- **WORK TO BE COMPLETED**
Write out the data below exactly as given, without any of its pictures.

* BEGIN PROVIDED MATERIAL *

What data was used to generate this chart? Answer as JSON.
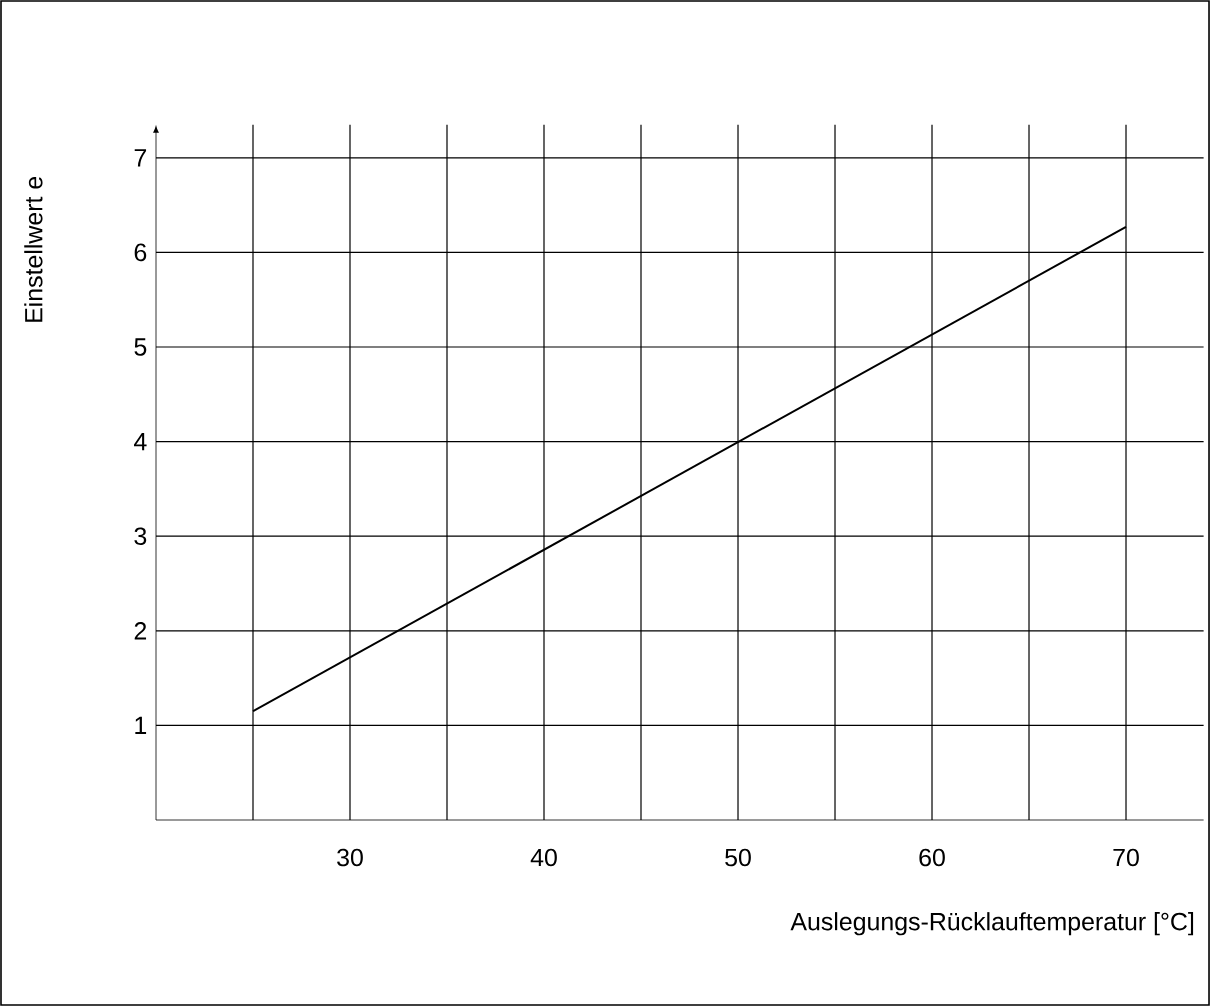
{
  "chart_data": {
    "type": "line",
    "xlabel": "Auslegungs-Rücklauftemperatur [°C]",
    "ylabel": "Einstellwert e",
    "x": [
      25,
      70
    ],
    "series": [
      {
        "color": "#000000",
        "values": [
          1.15,
          6.27
        ]
      }
    ],
    "xlim": [
      20,
      74
    ],
    "ylim": [
      0,
      7.35
    ],
    "xticks": [
      {
        "value": 25,
        "label": null
      },
      30,
      {
        "value": 35,
        "label": null
      },
      40,
      {
        "value": 45,
        "label": null
      },
      50,
      {
        "value": 55,
        "label": null
      },
      60,
      {
        "value": 65,
        "label": null
      },
      70
    ],
    "yticks": [
      1,
      2,
      3,
      4,
      5,
      6,
      7
    ],
    "grid": true,
    "marker": "none",
    "line_style": "solid"
  }
}
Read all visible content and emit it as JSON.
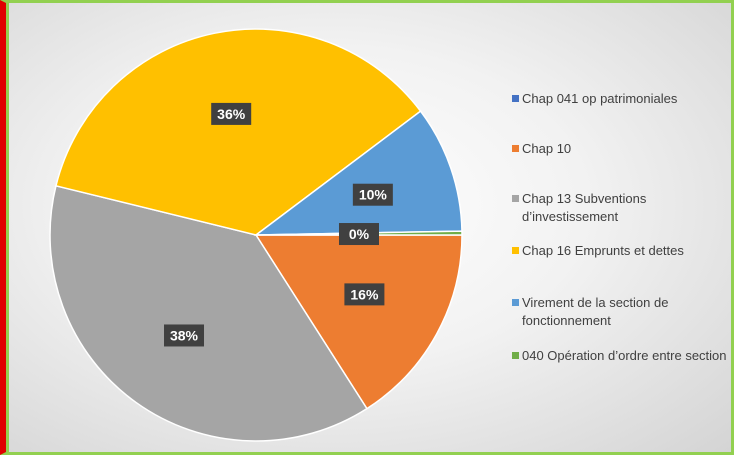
{
  "chart_data": {
    "type": "pie",
    "categories": [
      "Chap 041 op patrimoniales",
      "Chap 10",
      "Chap 13 Subventions d’investissement",
      "Chap 16 Emprunts et dettes",
      "Virement de la section de fonctionnement",
      "040 Opération d’ordre entre section"
    ],
    "values": [
      0,
      16,
      38,
      36,
      10,
      0.3
    ],
    "value_labels": [
      null,
      "16%",
      "38%",
      "36%",
      "10%",
      "0%"
    ],
    "colors": [
      "#4472c4",
      "#ed7d31",
      "#a5a5a5",
      "#ffc000",
      "#5b9bd5",
      "#70ad47"
    ],
    "legend": "right"
  }
}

* END PROVIDED MATERIAL *

- **SOLUTION FOR THIS PROBLEM**
What data was used to generate this chart? Answer as JSON.
{
  "chart_data": {
    "type": "line",
    "xlabel": "Auslegungs-Rücklauftemperatur [°C]",
    "ylabel": "Einstellwert e",
    "x": [
      25,
      70
    ],
    "series": [
      {
        "color": "#000000",
        "values": [
          1.15,
          6.27
        ]
      }
    ],
    "xlim": [
      20,
      74
    ],
    "ylim": [
      0,
      7.35
    ],
    "xticks": [
      {
        "value": 25,
        "label": null
      },
      30,
      {
        "value": 35,
        "label": null
      },
      40,
      {
        "value": 45,
        "label": null
      },
      50,
      {
        "value": 55,
        "label": null
      },
      60,
      {
        "value": 65,
        "label": null
      },
      70
    ],
    "yticks": [
      1,
      2,
      3,
      4,
      5,
      6,
      7
    ],
    "grid": true,
    "marker": "none",
    "line_style": "solid"
  }
}
Read all visible content and emit it as JSON.
{
  "chart_data": {
    "type": "pie",
    "categories": [
      "Chap 041 op patrimoniales",
      "Chap 10",
      "Chap 13 Subventions d’investissement",
      "Chap 16 Emprunts et dettes",
      "Virement de la section de fonctionnement",
      "040 Opération d’ordre entre section"
    ],
    "values": [
      0,
      16,
      38,
      36,
      10,
      0.3
    ],
    "value_labels": [
      null,
      "16%",
      "38%",
      "36%",
      "10%",
      "0%"
    ],
    "colors": [
      "#4472c4",
      "#ed7d31",
      "#a5a5a5",
      "#ffc000",
      "#5b9bd5",
      "#70ad47"
    ],
    "legend": "right"
  }
}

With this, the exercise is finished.